• [INFORMATION PROVIDED]
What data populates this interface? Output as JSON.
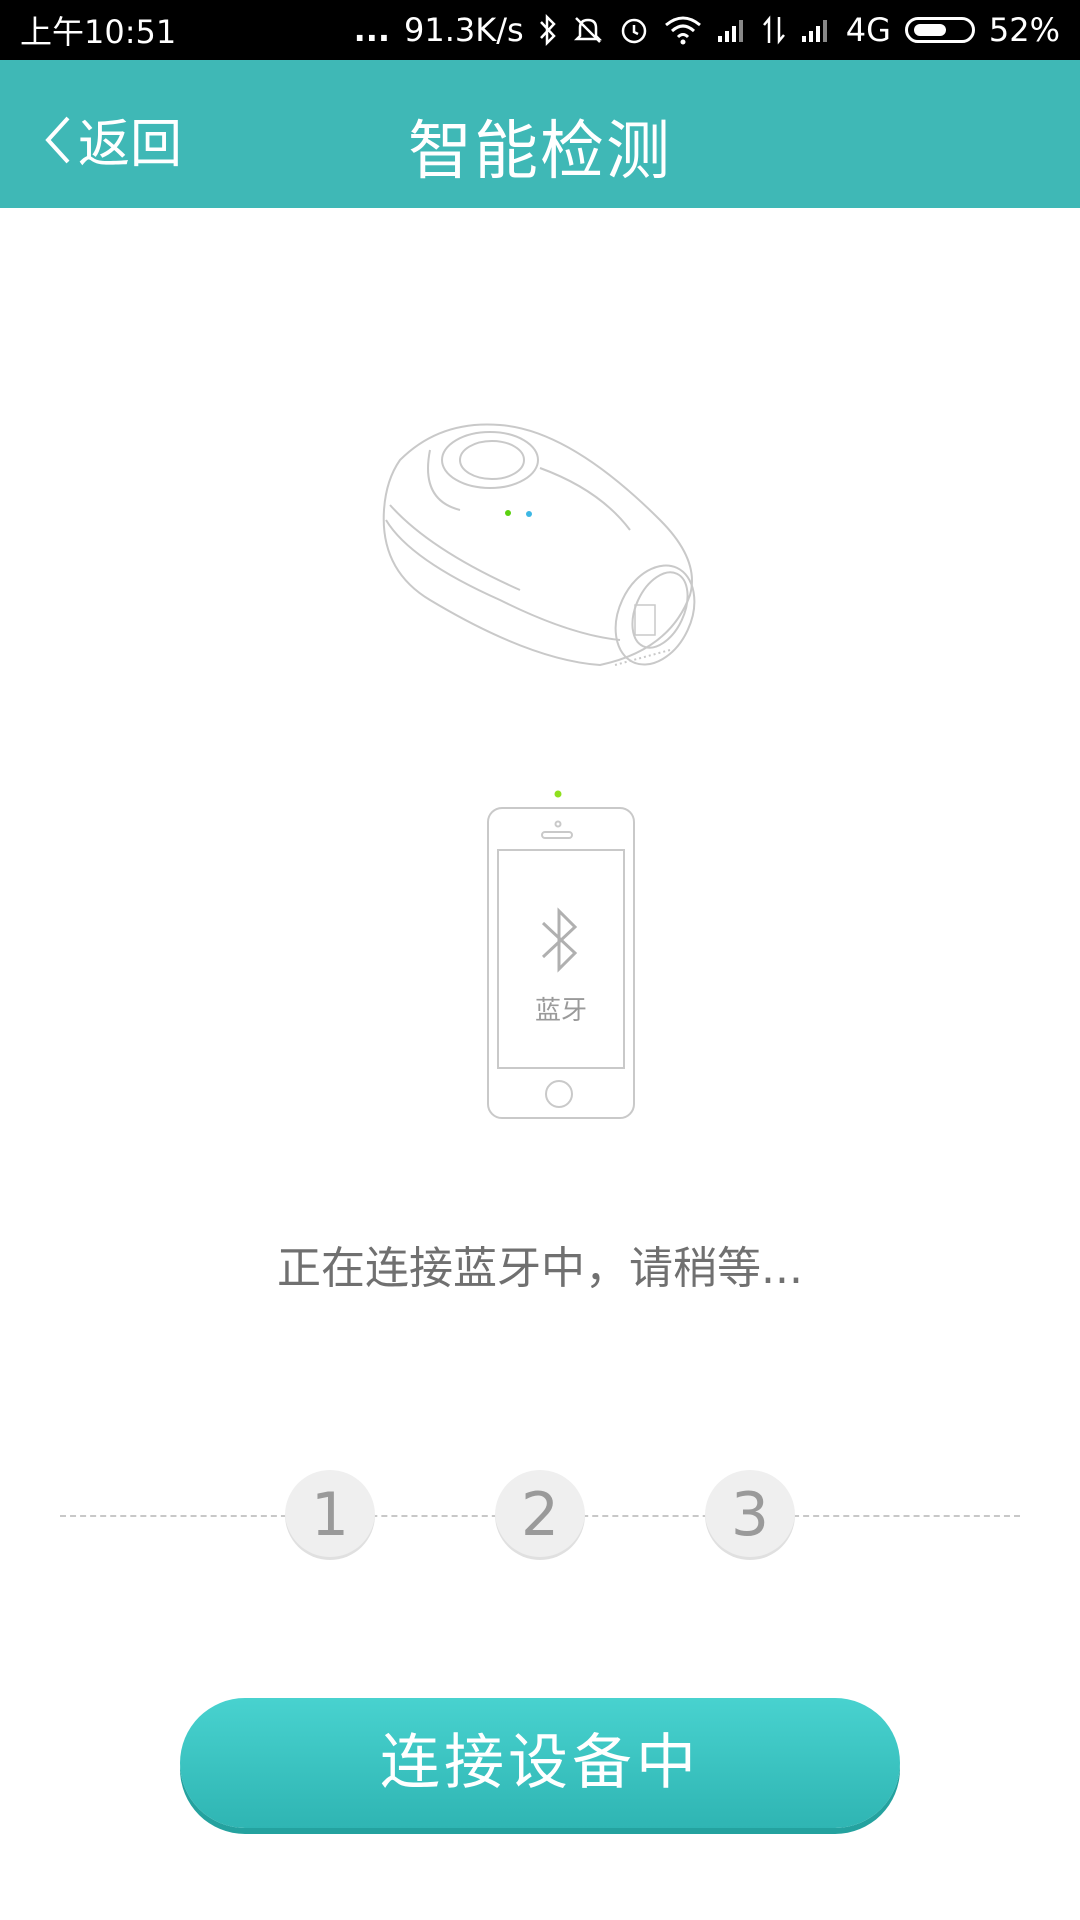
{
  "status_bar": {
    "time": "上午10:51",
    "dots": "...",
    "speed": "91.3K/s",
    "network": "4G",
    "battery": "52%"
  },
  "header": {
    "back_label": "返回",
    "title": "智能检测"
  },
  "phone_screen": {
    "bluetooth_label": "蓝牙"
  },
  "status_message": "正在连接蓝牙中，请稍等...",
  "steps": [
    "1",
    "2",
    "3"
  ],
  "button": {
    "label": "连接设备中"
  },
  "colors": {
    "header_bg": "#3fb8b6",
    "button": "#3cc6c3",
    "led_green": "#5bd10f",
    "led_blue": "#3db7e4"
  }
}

• [AIM OF THE EXERCISE] Using the data above, print every line exactly, omitting pictures.

• [ANSWER TO THIS TASK]
What data populates this interface? Output as JSON.
{
  "status_bar": {
    "time": "上午10:51",
    "dots": "...",
    "speed": "91.3K/s",
    "network": "4G",
    "battery": "52%"
  },
  "header": {
    "back_label": "返回",
    "title": "智能检测"
  },
  "phone_screen": {
    "bluetooth_label": "蓝牙"
  },
  "status_message": "正在连接蓝牙中，请稍等...",
  "steps": [
    "1",
    "2",
    "3"
  ],
  "button": {
    "label": "连接设备中"
  },
  "colors": {
    "header_bg": "#3fb8b6",
    "button": "#3cc6c3",
    "led_green": "#5bd10f",
    "led_blue": "#3db7e4"
  }
}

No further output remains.